[Records from a data source]
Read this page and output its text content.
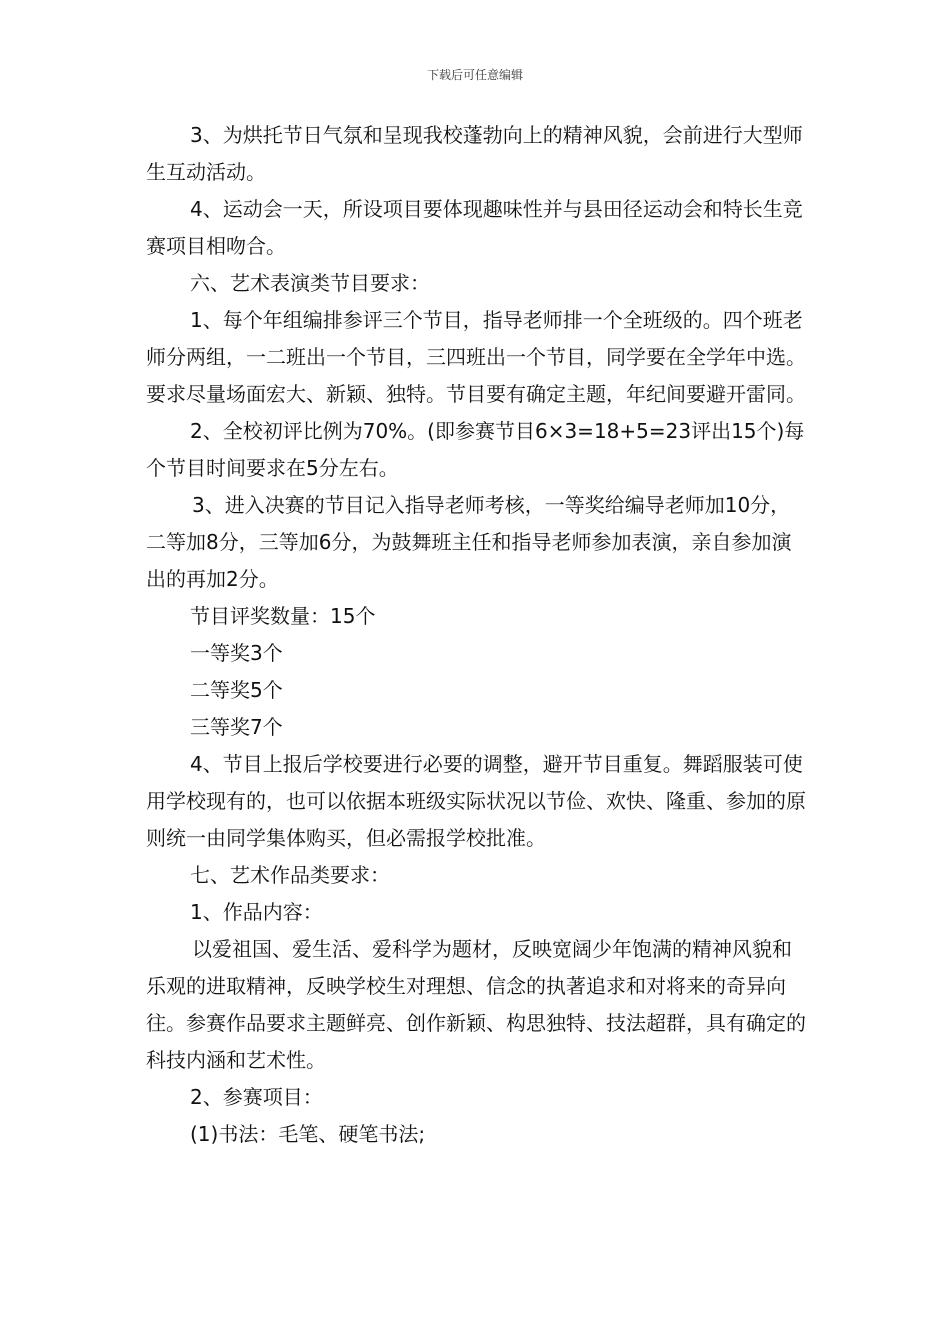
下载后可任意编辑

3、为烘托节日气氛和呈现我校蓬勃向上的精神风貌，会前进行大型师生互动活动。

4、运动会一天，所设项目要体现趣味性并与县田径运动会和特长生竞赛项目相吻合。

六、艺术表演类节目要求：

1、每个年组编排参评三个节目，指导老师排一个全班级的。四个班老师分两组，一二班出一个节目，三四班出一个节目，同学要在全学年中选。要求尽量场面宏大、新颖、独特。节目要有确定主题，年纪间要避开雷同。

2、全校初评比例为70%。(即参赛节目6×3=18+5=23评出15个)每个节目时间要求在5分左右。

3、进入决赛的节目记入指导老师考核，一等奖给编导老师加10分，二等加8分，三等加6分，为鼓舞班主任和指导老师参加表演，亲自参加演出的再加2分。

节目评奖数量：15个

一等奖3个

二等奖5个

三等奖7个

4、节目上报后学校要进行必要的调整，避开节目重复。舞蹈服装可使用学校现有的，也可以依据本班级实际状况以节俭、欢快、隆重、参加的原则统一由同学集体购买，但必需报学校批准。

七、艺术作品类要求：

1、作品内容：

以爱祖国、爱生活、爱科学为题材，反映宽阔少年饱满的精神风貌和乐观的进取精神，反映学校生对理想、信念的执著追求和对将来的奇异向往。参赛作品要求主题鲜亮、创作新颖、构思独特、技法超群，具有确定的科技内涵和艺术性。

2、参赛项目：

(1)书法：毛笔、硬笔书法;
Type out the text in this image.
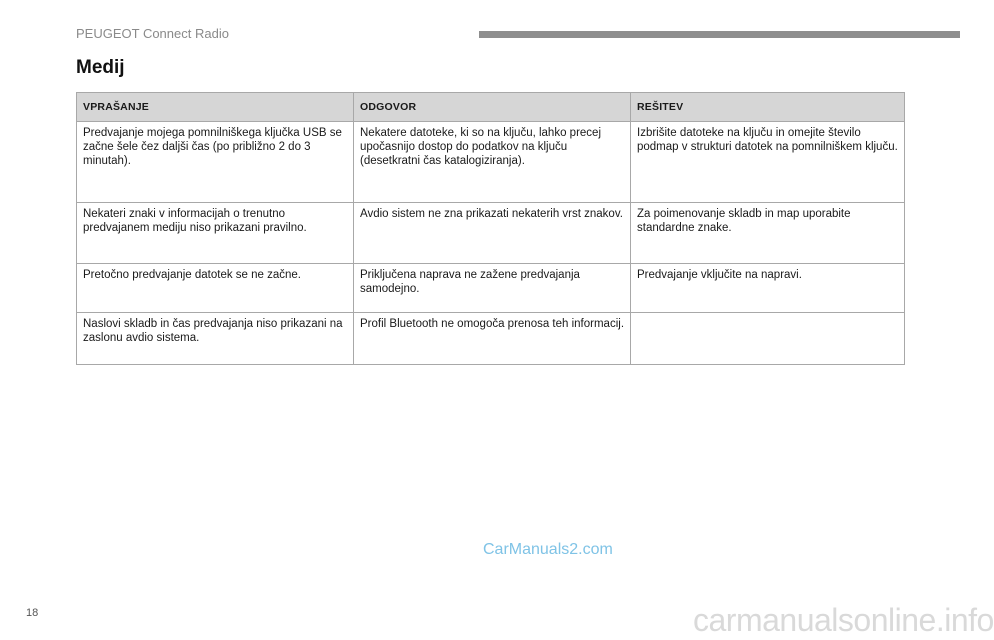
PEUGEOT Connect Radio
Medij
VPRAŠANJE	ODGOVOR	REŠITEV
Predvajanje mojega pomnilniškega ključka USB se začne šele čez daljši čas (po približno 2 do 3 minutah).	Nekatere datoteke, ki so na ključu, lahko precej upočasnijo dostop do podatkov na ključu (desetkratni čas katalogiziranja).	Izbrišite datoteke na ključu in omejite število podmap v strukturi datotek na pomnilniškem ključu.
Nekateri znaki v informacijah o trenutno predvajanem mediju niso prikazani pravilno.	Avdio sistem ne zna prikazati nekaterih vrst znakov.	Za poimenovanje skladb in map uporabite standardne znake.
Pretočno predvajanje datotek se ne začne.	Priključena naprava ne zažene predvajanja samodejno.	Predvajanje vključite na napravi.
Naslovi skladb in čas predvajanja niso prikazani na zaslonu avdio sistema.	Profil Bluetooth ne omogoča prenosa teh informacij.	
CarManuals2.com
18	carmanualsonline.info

- [Work instructions]: Leave the images out, please, and restate each line word for word.

- [Task result]:
Read this page and output its text content.
下载后可任意编辑

3、为烘托节日气氛和呈现我校蓬勃向上的精神风貌，会前进行大型师生互动活动。

4、运动会一天，所设项目要体现趣味性并与县田径运动会和特长生竞赛项目相吻合。

六、艺术表演类节目要求：

1、每个年组编排参评三个节目，指导老师排一个全班级的。四个班老师分两组，一二班出一个节目，三四班出一个节目，同学要在全学年中选。要求尽量场面宏大、新颖、独特。节目要有确定主题，年纪间要避开雷同。

2、全校初评比例为70%。(即参赛节目6×3=18+5=23评出15个)每个节目时间要求在5分左右。

3、进入决赛的节目记入指导老师考核，一等奖给编导老师加10分，二等加8分，三等加6分，为鼓舞班主任和指导老师参加表演，亲自参加演出的再加2分。

节目评奖数量：15个

一等奖3个

二等奖5个

三等奖7个

4、节目上报后学校要进行必要的调整，避开节目重复。舞蹈服装可使用学校现有的，也可以依据本班级实际状况以节俭、欢快、隆重、参加的原则统一由同学集体购买，但必需报学校批准。

七、艺术作品类要求：

1、作品内容：

以爱祖国、爱生活、爱科学为题材，反映宽阔少年饱满的精神风貌和乐观的进取精神，反映学校生对理想、信念的执著追求和对将来的奇异向往。参赛作品要求主题鲜亮、创作新颖、构思独特、技法超群，具有确定的科技内涵和艺术性。

2、参赛项目：

(1)书法：毛笔、硬笔书法;
Type out the text in this image.
PEUGEOT Connect Radio
Medij
VPRAŠANJE	ODGOVOR	REŠITEV
Predvajanje mojega pomnilniškega ključka USB se začne šele čez daljši čas (po približno 2 do 3 minutah).	Nekatere datoteke, ki so na ključu, lahko precej upočasnijo dostop do podatkov na ključu (desetkratni čas katalogiziranja).	Izbrišite datoteke na ključu in omejite število podmap v strukturi datotek na pomnilniškem ključu.
Nekateri znaki v informacijah o trenutno predvajanem mediju niso prikazani pravilno.	Avdio sistem ne zna prikazati nekaterih vrst znakov.	Za poimenovanje skladb in map uporabite standardne znake.
Pretočno predvajanje datotek se ne začne.	Priključena naprava ne zažene predvajanja samodejno.	Predvajanje vključite na napravi.
Naslovi skladb in čas predvajanja niso prikazani na zaslonu avdio sistema.	Profil Bluetooth ne omogoča prenosa teh informacij.	
CarManuals2.com
18	carmanualsonline.info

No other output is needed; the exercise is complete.